Records excerpted from a collection
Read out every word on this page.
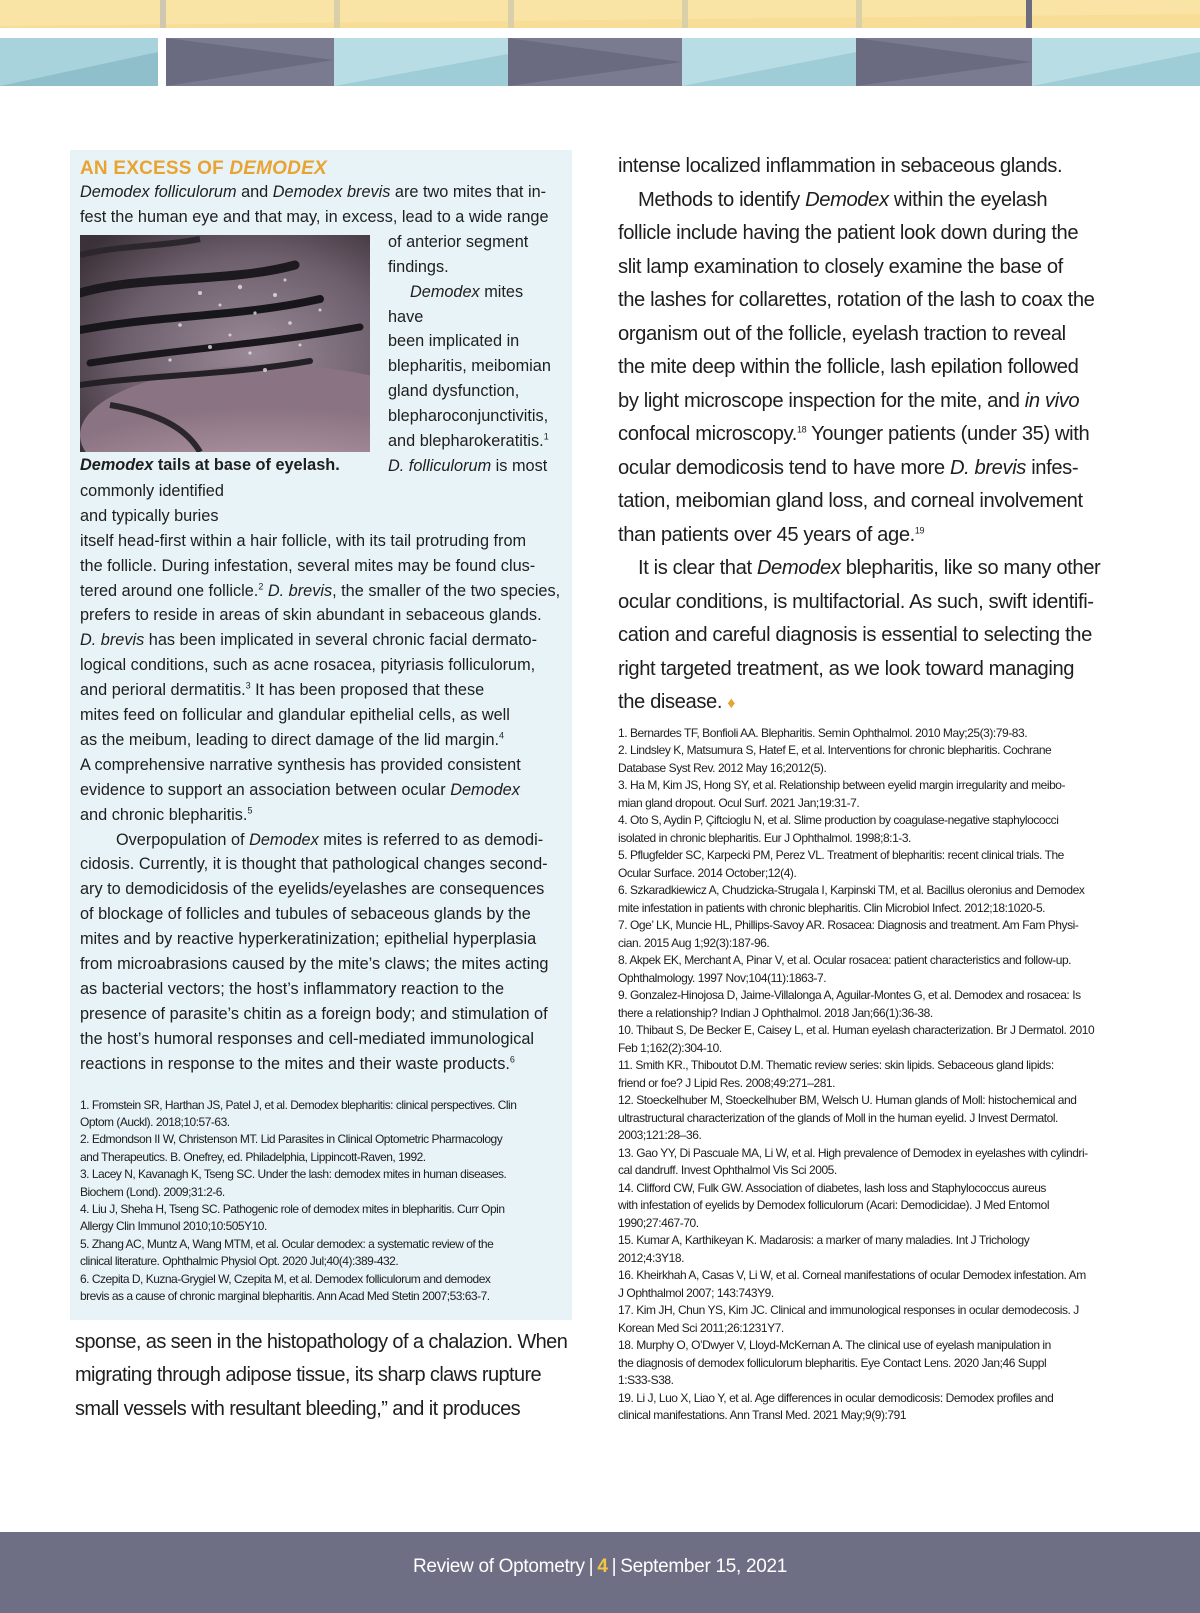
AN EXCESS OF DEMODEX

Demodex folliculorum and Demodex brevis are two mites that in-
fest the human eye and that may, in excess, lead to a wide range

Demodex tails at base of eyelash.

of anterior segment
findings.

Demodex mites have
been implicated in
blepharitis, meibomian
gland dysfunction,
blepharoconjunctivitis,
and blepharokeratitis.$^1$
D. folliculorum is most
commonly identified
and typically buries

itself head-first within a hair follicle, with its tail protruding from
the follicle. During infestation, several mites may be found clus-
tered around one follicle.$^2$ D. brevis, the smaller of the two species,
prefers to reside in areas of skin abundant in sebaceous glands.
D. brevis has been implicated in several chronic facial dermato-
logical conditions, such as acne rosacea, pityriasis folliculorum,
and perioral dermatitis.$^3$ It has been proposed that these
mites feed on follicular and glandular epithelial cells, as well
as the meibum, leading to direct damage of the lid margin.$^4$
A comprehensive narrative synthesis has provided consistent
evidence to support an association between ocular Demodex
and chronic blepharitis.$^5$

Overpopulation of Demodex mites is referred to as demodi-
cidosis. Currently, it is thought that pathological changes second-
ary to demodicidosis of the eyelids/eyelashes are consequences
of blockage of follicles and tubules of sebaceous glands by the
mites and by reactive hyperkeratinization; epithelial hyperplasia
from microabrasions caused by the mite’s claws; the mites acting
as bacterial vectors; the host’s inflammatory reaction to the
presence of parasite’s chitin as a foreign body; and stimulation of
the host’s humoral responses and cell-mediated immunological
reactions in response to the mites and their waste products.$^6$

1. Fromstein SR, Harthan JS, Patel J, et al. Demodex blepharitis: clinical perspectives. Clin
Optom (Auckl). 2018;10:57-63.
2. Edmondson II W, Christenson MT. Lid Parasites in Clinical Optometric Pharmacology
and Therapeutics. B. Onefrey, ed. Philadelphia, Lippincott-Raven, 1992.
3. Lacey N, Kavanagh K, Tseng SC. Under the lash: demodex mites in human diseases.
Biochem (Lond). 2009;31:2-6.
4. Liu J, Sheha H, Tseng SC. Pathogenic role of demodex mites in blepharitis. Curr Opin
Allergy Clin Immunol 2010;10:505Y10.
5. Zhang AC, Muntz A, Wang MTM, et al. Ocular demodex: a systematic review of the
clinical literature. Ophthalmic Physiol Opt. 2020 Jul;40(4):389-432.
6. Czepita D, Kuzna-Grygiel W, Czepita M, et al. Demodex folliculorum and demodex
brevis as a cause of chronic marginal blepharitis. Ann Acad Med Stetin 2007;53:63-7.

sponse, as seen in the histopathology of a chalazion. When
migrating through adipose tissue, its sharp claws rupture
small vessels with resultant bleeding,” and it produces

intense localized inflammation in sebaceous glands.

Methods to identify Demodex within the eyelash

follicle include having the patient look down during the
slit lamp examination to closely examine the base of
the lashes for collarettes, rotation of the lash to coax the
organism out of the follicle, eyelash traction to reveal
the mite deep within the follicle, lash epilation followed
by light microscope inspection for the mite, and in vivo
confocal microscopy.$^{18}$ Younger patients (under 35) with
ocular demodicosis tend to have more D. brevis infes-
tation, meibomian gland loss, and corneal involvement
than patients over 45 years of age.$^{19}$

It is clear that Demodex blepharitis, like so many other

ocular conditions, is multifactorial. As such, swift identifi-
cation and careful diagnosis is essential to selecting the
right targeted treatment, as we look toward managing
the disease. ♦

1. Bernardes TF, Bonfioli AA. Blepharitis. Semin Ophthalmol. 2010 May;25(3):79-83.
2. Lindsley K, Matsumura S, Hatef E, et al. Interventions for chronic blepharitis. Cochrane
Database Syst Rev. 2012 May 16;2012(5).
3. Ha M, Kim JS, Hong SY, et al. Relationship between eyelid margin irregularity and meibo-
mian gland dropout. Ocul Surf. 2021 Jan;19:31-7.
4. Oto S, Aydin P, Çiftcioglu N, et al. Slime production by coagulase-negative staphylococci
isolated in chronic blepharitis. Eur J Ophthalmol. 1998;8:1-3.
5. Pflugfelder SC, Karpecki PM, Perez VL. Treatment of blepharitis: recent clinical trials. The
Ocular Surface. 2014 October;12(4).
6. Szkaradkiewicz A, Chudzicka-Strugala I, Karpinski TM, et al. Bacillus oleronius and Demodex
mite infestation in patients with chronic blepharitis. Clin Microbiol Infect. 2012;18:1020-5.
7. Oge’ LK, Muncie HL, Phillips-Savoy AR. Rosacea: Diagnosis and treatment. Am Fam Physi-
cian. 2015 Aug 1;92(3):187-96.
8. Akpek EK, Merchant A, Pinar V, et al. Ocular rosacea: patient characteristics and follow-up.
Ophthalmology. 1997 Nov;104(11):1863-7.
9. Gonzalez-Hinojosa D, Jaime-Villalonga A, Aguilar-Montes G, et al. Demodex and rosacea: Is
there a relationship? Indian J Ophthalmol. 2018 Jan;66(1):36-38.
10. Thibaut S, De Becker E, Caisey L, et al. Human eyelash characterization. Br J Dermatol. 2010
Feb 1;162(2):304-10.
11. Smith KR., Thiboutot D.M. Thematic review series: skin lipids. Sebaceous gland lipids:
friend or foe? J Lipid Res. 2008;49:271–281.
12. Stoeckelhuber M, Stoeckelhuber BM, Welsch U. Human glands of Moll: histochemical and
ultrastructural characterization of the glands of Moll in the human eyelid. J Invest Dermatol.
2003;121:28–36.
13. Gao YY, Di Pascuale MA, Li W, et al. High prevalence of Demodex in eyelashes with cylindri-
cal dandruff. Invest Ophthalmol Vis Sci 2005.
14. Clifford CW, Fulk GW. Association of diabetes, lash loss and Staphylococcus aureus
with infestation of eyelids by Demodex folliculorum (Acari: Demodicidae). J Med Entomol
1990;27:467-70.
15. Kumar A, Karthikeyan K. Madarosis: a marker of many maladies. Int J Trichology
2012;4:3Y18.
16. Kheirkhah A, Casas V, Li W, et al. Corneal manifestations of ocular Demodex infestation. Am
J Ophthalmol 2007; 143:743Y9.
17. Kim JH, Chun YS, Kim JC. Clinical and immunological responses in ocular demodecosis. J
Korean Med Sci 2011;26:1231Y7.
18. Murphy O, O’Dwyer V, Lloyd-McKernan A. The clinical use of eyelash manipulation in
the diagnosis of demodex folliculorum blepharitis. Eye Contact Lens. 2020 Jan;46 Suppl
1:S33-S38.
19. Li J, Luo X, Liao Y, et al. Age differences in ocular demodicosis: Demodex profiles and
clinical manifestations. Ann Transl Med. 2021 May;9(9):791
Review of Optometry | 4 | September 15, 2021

* * *

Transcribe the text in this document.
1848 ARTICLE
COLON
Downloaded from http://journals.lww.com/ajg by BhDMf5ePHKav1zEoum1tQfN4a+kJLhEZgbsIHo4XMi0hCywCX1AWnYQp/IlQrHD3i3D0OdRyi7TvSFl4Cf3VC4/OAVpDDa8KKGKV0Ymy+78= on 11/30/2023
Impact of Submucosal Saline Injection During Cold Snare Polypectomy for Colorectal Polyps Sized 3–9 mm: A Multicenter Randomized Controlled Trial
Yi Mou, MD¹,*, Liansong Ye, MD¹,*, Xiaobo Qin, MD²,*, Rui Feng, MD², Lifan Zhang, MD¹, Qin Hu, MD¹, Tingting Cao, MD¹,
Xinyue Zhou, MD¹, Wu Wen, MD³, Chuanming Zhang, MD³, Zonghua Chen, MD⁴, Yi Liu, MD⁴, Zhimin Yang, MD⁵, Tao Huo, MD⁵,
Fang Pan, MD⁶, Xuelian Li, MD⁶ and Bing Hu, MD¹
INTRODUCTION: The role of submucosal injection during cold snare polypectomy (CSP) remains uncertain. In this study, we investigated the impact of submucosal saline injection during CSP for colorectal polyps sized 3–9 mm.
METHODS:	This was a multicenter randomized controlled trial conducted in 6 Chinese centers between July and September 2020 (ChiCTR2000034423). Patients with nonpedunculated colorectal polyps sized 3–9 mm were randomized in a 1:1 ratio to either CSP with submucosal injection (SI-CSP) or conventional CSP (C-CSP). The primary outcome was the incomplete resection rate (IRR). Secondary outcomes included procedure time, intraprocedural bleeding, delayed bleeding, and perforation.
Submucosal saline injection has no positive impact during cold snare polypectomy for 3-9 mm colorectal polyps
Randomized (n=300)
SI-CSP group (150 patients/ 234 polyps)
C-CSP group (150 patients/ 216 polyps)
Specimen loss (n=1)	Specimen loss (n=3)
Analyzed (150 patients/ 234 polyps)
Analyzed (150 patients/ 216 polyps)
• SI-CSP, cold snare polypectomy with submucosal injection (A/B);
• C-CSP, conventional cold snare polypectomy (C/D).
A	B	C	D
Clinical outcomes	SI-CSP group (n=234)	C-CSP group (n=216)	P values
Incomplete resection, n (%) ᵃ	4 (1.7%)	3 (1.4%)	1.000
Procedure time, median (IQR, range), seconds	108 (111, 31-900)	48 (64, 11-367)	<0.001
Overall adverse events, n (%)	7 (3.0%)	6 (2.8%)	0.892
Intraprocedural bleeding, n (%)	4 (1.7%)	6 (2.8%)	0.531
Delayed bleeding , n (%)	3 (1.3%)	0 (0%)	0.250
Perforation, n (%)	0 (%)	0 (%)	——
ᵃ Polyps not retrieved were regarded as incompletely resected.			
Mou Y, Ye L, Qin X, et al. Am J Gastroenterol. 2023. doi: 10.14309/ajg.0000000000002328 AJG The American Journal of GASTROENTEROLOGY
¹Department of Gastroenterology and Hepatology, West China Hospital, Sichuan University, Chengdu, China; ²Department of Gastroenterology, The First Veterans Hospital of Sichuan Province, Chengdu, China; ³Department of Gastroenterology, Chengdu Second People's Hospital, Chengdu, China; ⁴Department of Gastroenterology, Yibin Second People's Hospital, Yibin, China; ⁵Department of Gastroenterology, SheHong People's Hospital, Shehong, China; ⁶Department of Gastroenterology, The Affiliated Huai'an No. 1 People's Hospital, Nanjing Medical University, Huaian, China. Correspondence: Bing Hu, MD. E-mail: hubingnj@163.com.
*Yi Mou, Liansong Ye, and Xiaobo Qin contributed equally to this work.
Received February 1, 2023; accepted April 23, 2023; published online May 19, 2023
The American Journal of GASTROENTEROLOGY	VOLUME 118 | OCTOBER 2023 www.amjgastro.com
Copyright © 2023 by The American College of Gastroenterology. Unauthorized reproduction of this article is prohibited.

---

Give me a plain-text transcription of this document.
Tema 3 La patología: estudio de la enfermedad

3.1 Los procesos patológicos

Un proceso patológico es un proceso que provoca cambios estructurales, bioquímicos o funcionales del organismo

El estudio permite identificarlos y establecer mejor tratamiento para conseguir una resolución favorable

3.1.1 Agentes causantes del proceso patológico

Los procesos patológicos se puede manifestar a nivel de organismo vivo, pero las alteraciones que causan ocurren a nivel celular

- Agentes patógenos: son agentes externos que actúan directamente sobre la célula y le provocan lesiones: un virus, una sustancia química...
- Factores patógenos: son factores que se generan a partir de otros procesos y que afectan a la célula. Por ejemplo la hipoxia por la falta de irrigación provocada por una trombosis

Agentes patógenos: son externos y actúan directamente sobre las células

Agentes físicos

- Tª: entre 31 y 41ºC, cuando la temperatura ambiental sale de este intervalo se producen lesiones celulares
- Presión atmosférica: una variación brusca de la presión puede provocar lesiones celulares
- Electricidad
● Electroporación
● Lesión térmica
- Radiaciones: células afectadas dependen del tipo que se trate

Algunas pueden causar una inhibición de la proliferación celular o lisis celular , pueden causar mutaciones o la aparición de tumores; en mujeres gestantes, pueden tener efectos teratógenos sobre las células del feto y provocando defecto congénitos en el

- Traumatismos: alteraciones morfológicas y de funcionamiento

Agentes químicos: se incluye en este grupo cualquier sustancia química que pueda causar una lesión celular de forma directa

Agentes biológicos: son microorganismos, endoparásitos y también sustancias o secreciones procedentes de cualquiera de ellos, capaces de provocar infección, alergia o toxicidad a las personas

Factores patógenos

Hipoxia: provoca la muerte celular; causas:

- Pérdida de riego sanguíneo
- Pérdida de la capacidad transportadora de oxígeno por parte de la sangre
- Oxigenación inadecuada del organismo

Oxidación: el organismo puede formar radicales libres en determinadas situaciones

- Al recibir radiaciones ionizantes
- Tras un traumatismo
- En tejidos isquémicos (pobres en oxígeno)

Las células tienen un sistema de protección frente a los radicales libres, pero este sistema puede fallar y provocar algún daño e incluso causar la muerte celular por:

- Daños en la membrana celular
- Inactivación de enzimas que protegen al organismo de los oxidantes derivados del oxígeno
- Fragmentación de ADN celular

What is being asked:
Find and copy each line above that includes the string "outcomes".

Task result:
METHODS:	This was a multicenter randomized controlled trial conducted in 6 Chinese centers between July and September 2020 (ChiCTR2000034423). Patients with nonpedunculated colorectal polyps sized 3–9 mm were randomized in a 1:1 ratio to either CSP with submucosal injection (SI-CSP) or conventional CSP (C-CSP). The primary outcome was the incomplete resection rate (IRR). Secondary outcomes included procedure time, intraprocedural bleeding, delayed bleeding, and perforation.
Clinical outcomes	SI-CSP group (n=234)	C-CSP group (n=216)	P values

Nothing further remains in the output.